**GOAL OF THE EXERCISE:**
Repeat exactly each line of the data provided below.

====== INPUT MATERIAL

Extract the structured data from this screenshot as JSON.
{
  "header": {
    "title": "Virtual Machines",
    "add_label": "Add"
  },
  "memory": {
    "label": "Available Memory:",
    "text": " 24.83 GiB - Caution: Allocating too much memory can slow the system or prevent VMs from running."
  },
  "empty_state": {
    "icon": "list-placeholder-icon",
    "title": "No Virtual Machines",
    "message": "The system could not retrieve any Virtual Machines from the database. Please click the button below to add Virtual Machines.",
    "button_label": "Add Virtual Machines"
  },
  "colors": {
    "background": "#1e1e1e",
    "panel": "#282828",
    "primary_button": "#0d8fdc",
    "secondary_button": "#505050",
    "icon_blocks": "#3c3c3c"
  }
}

============

**WRITTEN RESPONSE:**
Extract the structured data from this screenshot as JSON.
{
  "header": {
    "title": "Virtual Machines",
    "add_label": "Add"
  },
  "memory": {
    "label": "Available Memory:",
    "text": " 24.83 GiB - Caution: Allocating too much memory can slow the system or prevent VMs from running."
  },
  "empty_state": {
    "icon": "list-placeholder-icon",
    "title": "No Virtual Machines",
    "message": "The system could not retrieve any Virtual Machines from the database. Please click the button below to add Virtual Machines.",
    "button_label": "Add Virtual Machines"
  },
  "colors": {
    "background": "#1e1e1e",
    "panel": "#282828",
    "primary_button": "#0d8fdc",
    "secondary_button": "#505050",
    "icon_blocks": "#3c3c3c"
  }
}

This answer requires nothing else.